Passage -
——————

Helping to preserve monuments - and U.S. history Dennis Montagna leads the National Park Service's monument research and preservation effort.

February 06, 2005|By Wendy Walker INQUIRER SUBURBAN STAFF

As an expert in monument preservation, Dennis Montagna has to be a craftsman, a good listener, and even a bit of an athlete.

Montagna, 50, directs the National Park Service's monument research and preservation program. It is a job that takes him from his Narberth home to cemeteries and battlefields around the country.

Much of his work is done outside, sometimes on scaffolds. "There's a lot that's physical," he said.

He also said he has to be a good communicator.

Story continues below.

"It's a problem-solving kind of job," he said. "I have to find out ways of making things happen."

One of his most interesting recent projects was in Manhattan. While digging for a new federal building at 290 Broadway, the General Services Administration uncovered an African American burial ground.

Over time, layers of dirt had been piled atop the site, and many of the burials were intact, some 30 feet underground.

The skeletal remains were exhumed and analyzed and then reburied, Montagna said, and he chaired the committee to design a memorial to mark the site (www.africanburialground.com). The winner of the memorial design competition will be announced shortly.

"It's a very strongly spiritual place," he said. "The role our office played was to run the public process: What do people want? What does the community in New York think?"

——————

Provided records -

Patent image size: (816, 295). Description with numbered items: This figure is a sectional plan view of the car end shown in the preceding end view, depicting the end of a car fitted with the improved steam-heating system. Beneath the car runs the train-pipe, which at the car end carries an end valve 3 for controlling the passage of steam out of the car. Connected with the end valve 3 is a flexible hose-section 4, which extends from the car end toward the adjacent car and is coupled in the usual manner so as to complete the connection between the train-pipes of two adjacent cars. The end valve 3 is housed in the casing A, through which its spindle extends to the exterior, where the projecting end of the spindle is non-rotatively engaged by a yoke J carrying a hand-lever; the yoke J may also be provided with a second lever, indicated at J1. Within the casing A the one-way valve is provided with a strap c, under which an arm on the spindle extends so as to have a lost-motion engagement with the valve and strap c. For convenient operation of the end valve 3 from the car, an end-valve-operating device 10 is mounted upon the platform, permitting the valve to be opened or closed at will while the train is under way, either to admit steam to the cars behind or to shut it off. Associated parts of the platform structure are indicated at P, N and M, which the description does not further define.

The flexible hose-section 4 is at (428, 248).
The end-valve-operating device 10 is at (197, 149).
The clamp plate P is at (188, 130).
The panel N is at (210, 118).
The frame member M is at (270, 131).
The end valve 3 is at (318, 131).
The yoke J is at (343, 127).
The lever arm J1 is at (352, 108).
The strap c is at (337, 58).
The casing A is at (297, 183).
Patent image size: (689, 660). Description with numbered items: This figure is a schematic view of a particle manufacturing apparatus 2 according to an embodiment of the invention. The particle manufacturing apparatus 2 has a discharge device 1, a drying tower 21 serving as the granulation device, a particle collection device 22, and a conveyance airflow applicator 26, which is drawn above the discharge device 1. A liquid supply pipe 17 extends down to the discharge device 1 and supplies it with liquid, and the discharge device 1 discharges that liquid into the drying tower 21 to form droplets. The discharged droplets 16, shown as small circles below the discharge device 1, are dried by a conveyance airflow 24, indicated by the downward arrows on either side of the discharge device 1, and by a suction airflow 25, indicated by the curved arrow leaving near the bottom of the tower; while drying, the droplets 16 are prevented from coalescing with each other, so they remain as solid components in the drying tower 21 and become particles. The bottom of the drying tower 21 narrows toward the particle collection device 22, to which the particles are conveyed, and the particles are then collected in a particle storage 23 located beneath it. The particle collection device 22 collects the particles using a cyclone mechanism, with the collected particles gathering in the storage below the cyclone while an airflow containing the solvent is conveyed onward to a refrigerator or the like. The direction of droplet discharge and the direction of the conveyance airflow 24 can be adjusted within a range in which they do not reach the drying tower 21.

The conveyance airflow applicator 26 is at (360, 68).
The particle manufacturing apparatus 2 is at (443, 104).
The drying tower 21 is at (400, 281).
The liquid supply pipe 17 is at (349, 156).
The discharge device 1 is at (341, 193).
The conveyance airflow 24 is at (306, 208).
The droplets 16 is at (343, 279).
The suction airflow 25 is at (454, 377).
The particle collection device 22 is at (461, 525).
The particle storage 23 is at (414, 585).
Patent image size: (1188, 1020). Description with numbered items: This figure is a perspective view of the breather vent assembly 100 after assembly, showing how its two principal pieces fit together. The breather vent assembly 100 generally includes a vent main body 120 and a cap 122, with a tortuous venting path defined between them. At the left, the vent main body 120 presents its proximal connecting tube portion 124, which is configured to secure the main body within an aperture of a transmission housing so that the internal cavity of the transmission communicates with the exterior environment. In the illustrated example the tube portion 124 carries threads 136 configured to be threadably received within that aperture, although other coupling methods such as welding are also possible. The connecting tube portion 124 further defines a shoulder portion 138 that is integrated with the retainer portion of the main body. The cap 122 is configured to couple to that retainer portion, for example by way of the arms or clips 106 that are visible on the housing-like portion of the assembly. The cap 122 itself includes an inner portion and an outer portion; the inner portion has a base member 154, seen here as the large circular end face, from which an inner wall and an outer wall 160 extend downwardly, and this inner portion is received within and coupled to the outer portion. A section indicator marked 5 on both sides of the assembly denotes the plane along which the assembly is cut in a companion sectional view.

——————

Requirements -
[1] In the monument preservation article, how far underground were some of the intact burials at the Manhattan site?
[2] Write out the monument preservation article from "As an expert" up to and including "American burial ground.".

Task responses -
[1] Some were 30 feet underground.

[2]
As an expert in monument preservation, Dennis Montagna has to be a craftsman, a good listener, and even a bit of an athlete.

Montagna, 50, directs the National Park Service's monument research and preservation program. It is a job that takes him from his Narberth home to cemeteries and battlefields around the country.

Much of his work is done outside, sometimes on scaffolds. "There's a lot that's physical," he said.

He also said he has to be a good communicator.

Story continues below.

"It's a problem-solving kind of job," he said. "I have to find out ways of making things happen."

One of his most interesting recent projects was in Manhattan. While digging for a new federal building at 290 Broadway, the General Services Administration uncovered an African American burial ground.